**REQUIRED TASK:** From the entries below, pull out each line where "Bopfingen" appears.

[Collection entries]

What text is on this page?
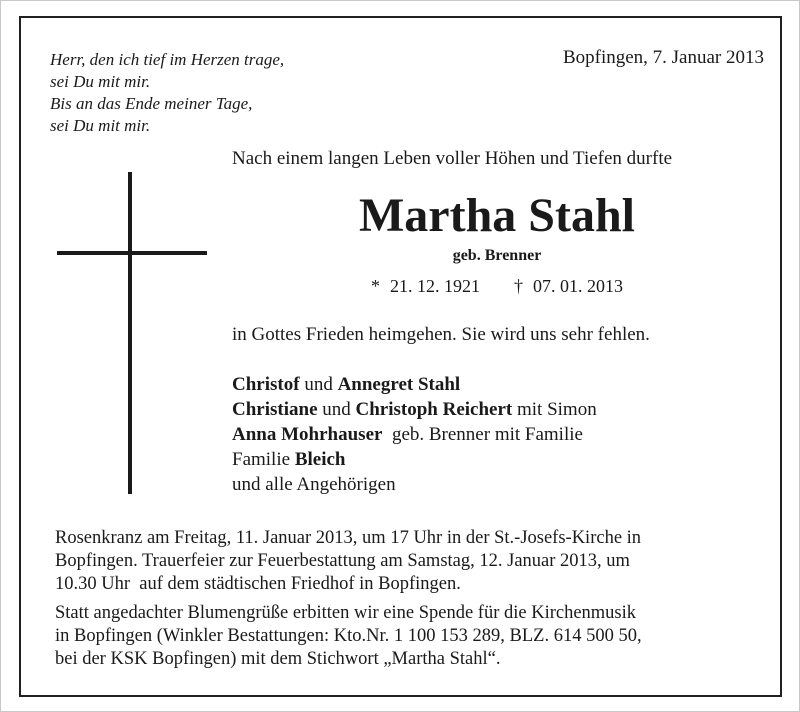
Herr, den ich tief im Herzen trage,
sei Du mit mir.
Bis an das Ende meiner Tage,
sei Du mit mir.
Bopfingen, 7. Januar 2013
Nach einem langen Leben voller Höhen und Tiefen durfte
Martha Stahl
geb. Brenner
* 21. 12. 1921 † 07. 01. 2013
in Gottes Frieden heimgehen. Sie wird uns sehr fehlen.
Christof und Annegret Stahl
Christiane und Christoph Reichert mit Simon
Anna Mohrhauser  geb. Brenner mit Familie
Familie Bleich
und alle Angehörigen

Rosenkranz am Freitag, 11. Januar 2013, um 17 Uhr in der St.-Josefs-Kirche in
Bopfingen. Trauerfeier zur Feuerbestattung am Samstag, 12. Januar 2013, um
10.30 Uhr  auf dem städtischen Friedhof in Bopfingen.

Statt angedachter Blumengrüße erbitten wir eine Spende für die Kirchenmusik
in Bopfingen (Winkler Bestattungen: Kto.Nr. 1 100 153 289, BLZ. 614 500 50,
bei der KSK Bopfingen) mit dem Stichwort „Martha Stahl“.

**THE SOLUTION:**
Bopfingen, 7. Januar 2013
Bopfingen. Trauerfeier zur Feuerbestattung am Samstag, 12. Januar 2013, um
10.30 Uhr  auf dem städtischen Friedhof in Bopfingen.
in Bopfingen (Winkler Bestattungen: Kto.Nr. 1 100 153 289, BLZ. 614 500 50,
bei der KSK Bopfingen) mit dem Stichwort „Martha Stahl“.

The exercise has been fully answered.